▶ Instruction:
Sift the listing for lines that hold the string "screenshot" and pull them out.

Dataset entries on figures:
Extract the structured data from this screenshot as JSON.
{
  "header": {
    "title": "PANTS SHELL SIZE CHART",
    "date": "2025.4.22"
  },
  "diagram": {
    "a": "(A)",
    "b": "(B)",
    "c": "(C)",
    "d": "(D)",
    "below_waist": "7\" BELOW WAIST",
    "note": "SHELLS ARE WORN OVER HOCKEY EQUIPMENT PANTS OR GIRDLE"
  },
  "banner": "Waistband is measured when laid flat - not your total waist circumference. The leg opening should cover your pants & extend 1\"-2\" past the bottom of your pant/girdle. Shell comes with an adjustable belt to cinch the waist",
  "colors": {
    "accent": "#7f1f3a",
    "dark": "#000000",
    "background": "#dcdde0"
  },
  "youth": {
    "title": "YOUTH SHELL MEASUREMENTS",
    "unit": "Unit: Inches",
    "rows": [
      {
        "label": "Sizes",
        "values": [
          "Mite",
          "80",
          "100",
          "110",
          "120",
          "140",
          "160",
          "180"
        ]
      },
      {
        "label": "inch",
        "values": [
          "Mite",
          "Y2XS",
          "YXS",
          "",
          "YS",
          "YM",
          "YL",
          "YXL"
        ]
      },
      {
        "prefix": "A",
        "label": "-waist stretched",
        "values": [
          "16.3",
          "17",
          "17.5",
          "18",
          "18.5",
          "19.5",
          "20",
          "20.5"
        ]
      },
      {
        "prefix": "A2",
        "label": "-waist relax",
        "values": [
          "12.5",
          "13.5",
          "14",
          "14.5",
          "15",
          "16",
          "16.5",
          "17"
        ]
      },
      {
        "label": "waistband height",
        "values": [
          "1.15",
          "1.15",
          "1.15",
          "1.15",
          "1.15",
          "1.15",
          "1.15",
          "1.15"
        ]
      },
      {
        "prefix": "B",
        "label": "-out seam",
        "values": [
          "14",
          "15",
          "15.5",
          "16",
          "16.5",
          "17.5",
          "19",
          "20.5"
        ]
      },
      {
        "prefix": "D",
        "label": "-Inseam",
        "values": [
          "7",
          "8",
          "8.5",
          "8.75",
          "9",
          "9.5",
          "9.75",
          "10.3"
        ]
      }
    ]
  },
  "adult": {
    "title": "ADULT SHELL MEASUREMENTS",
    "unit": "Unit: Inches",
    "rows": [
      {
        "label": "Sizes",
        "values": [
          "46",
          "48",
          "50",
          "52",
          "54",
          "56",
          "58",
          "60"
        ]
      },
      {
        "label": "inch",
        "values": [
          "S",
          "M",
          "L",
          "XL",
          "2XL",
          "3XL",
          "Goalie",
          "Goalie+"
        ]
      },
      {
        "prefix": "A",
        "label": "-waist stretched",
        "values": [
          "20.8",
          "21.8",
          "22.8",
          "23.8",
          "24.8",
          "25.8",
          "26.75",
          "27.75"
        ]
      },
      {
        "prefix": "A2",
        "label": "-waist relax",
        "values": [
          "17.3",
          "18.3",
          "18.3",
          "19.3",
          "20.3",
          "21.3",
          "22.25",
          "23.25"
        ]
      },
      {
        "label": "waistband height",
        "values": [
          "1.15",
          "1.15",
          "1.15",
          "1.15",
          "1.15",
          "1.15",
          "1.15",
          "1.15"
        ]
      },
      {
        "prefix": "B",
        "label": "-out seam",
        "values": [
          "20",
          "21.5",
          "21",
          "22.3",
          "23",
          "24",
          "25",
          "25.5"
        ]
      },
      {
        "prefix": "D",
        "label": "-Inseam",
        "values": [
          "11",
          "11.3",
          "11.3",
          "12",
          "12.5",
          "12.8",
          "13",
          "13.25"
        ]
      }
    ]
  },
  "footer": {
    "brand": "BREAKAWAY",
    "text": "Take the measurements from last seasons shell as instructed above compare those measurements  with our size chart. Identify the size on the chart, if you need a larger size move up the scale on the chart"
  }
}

--

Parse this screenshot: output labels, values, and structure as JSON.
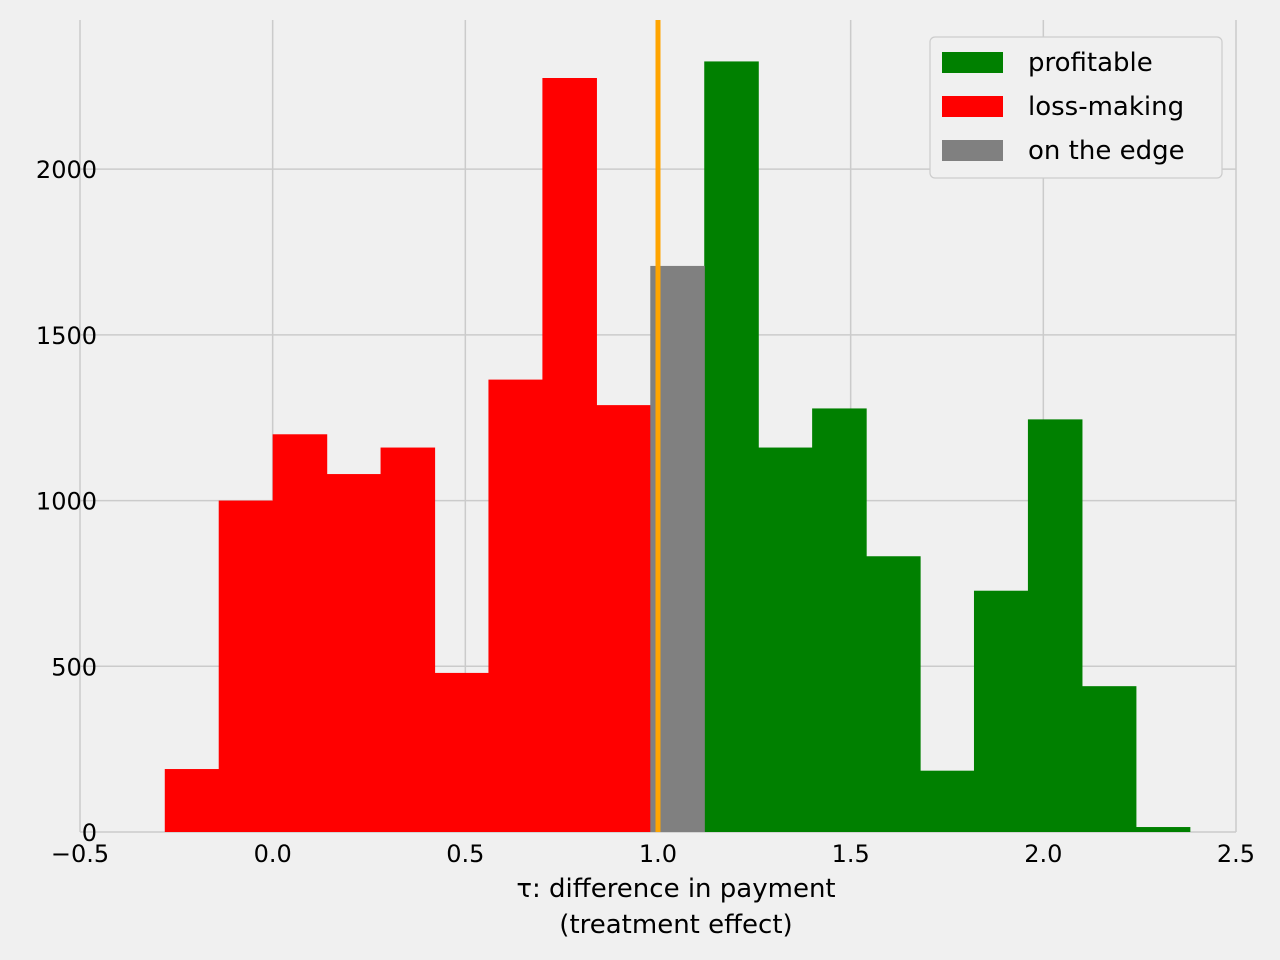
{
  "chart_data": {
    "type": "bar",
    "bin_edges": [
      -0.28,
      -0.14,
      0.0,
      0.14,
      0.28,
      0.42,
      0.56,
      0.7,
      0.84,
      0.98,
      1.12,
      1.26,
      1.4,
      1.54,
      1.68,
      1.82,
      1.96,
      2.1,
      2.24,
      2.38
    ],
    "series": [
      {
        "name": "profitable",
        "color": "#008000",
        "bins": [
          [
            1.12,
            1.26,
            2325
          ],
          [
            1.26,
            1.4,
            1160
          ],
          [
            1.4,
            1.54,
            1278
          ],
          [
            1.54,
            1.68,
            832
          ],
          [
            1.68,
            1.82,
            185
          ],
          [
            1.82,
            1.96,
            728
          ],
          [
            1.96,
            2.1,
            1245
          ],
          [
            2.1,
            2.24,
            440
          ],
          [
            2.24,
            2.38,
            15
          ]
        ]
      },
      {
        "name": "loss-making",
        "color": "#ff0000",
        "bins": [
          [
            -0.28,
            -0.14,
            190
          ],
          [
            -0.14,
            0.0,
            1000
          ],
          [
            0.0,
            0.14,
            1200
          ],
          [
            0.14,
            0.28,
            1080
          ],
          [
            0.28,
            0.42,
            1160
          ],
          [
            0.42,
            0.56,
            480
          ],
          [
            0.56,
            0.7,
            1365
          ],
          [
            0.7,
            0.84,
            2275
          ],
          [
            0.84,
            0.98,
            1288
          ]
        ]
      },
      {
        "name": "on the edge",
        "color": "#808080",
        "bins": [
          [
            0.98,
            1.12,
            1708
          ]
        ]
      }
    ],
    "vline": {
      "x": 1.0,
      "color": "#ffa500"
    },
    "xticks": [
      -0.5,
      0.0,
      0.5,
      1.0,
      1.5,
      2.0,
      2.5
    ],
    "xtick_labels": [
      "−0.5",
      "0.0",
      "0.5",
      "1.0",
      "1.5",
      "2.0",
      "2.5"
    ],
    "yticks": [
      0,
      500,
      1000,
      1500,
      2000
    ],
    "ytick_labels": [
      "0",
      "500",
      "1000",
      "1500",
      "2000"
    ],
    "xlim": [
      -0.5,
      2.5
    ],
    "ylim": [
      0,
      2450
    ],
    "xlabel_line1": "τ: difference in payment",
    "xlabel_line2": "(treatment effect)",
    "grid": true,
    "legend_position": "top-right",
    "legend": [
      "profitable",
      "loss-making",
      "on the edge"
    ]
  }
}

▶ The reply:
Extract the structured data from this screenshot as JSON.
Parse this screenshot: output labels, values, and structure as JSON.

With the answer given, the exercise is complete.